Written instruction -
Scan the records and identify every line in which the string "Application" occurs, then return those lines.
# start of Data supplied
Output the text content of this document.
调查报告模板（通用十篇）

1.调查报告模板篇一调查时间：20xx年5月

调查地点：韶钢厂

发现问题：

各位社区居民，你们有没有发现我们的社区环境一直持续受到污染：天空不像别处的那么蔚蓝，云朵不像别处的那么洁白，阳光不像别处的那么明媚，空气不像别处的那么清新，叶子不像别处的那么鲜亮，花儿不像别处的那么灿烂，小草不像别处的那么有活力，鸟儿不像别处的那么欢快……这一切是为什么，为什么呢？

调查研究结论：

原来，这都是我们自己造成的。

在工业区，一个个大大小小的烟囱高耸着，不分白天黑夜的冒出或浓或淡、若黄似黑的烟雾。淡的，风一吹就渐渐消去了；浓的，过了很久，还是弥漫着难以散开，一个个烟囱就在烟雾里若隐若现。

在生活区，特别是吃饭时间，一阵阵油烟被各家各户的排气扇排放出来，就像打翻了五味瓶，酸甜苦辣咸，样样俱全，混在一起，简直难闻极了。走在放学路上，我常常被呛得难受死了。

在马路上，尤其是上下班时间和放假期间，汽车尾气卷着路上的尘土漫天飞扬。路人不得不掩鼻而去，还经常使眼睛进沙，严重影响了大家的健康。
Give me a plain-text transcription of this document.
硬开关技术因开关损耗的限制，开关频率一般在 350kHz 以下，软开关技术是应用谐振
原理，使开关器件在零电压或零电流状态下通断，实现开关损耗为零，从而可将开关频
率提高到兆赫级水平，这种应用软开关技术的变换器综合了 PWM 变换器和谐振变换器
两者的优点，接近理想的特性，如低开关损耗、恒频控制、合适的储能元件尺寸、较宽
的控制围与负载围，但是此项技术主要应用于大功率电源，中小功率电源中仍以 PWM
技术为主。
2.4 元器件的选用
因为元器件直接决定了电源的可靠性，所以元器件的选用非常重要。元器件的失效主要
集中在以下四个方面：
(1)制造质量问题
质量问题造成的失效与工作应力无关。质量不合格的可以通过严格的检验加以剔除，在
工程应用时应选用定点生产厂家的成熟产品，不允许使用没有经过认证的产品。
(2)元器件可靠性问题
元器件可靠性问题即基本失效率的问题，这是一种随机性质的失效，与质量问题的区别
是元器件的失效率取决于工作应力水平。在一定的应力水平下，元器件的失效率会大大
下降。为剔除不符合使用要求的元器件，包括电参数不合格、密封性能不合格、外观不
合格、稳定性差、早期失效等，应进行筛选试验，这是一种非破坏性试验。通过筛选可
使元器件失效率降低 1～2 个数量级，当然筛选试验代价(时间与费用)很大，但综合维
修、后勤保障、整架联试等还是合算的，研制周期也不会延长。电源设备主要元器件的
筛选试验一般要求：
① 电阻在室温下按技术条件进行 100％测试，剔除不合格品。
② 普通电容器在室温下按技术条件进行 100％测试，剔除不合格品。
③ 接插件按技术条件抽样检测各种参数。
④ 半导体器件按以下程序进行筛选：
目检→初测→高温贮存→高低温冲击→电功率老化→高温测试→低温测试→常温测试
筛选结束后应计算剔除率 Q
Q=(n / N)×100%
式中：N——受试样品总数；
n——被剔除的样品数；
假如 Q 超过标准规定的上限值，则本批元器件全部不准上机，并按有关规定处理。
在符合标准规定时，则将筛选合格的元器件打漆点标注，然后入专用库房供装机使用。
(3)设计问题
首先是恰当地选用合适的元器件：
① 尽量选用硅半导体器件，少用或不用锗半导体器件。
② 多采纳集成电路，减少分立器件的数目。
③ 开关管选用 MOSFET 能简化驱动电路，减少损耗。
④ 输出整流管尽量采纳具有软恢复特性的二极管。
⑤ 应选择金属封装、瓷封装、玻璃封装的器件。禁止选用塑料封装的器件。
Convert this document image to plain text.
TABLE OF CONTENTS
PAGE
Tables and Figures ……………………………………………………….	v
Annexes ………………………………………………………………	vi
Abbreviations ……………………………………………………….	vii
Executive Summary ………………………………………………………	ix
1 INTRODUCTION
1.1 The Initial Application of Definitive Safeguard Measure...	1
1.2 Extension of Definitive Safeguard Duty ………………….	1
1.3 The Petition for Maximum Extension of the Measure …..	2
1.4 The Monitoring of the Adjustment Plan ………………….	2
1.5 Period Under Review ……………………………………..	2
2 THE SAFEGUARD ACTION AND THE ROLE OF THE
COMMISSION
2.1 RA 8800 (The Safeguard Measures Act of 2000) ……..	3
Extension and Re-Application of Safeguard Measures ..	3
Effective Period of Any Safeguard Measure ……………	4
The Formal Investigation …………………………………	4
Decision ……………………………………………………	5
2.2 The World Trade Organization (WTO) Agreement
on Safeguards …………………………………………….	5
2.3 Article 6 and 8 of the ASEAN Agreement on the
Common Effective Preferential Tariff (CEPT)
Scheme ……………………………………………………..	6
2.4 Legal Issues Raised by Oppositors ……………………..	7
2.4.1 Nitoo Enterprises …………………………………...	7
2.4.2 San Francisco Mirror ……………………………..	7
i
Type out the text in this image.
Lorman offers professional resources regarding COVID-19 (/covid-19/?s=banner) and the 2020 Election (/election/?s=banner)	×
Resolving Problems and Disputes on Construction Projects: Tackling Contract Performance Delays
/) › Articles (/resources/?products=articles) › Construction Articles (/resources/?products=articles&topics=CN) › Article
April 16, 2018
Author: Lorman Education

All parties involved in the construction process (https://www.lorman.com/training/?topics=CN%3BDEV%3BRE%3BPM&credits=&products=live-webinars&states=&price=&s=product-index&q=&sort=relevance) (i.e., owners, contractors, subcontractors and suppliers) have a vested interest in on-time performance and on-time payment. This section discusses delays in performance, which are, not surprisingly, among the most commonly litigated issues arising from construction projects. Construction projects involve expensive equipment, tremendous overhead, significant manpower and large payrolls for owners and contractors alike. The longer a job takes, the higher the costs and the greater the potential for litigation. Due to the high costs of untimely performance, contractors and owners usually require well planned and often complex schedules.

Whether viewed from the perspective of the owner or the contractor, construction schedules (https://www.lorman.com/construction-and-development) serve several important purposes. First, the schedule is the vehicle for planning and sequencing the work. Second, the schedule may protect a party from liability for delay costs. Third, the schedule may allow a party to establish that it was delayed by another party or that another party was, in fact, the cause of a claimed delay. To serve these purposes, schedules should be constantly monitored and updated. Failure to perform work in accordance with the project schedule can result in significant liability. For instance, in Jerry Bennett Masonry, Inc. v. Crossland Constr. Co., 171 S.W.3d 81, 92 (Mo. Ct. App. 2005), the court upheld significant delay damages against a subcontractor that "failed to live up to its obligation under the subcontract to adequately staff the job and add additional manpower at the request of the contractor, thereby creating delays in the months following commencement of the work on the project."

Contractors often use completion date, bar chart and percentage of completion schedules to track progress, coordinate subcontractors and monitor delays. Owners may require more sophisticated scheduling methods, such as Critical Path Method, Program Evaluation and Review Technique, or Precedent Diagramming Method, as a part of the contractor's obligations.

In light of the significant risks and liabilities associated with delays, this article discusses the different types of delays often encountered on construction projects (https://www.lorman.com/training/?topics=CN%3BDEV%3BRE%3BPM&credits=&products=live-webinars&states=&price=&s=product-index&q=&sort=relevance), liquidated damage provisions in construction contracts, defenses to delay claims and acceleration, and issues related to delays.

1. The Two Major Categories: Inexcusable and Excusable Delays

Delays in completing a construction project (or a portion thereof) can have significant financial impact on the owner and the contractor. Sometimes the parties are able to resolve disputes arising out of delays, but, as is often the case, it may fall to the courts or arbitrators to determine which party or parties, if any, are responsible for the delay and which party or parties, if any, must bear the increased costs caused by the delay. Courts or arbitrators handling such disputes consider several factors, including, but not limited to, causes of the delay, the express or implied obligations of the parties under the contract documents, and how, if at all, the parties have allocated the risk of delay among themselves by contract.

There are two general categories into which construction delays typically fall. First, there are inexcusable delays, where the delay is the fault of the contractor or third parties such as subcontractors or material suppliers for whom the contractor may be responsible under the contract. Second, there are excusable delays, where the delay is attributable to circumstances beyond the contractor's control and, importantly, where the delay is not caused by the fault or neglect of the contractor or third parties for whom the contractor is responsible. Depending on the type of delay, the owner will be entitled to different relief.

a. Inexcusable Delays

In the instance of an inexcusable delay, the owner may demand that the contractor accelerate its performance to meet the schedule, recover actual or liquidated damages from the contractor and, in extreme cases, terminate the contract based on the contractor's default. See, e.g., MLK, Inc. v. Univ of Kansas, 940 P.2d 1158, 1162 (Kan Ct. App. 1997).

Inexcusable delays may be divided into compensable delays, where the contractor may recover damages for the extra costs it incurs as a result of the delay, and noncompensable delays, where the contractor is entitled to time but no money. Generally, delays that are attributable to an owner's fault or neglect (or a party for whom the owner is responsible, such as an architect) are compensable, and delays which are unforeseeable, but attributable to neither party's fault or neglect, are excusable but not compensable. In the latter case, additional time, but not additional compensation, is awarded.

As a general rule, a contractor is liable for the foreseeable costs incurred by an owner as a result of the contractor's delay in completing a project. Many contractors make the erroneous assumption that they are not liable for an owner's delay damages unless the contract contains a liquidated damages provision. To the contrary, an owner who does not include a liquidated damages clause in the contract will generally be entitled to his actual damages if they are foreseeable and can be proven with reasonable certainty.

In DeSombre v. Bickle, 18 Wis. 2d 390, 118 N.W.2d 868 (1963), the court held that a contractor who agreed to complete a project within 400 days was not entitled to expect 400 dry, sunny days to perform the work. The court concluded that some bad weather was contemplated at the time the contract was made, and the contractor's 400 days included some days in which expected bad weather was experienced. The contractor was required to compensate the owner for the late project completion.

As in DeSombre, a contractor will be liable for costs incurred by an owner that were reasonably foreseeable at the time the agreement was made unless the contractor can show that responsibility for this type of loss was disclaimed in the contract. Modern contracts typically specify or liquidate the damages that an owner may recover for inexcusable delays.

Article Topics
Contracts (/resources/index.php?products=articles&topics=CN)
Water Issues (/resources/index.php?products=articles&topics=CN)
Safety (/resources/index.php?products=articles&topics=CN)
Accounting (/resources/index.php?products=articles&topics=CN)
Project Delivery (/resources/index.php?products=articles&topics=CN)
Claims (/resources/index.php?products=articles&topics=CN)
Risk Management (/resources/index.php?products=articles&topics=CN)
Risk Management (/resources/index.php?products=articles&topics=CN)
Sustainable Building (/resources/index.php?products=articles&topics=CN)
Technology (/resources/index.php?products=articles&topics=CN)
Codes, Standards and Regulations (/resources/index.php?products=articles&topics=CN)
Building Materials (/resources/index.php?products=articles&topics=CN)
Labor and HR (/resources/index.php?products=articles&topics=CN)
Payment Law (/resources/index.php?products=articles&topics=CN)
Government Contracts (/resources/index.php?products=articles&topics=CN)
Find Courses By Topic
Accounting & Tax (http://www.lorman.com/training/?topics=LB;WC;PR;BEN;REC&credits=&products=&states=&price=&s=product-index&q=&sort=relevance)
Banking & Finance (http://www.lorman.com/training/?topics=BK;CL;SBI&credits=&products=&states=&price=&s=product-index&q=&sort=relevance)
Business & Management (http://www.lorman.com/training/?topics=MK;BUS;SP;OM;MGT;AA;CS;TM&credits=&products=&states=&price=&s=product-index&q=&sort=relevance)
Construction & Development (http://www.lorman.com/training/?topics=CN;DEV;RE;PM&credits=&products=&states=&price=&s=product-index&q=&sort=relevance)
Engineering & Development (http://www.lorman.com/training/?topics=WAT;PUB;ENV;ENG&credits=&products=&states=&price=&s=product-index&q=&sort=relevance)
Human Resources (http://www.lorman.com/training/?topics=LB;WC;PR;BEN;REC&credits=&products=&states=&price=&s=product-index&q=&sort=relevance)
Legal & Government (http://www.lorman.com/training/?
# end of Data supplied
Result -
1.1 The Initial Application of Definitive Safeguard Measure...	1
Extension and Re-Application of Safeguard Measures ..	3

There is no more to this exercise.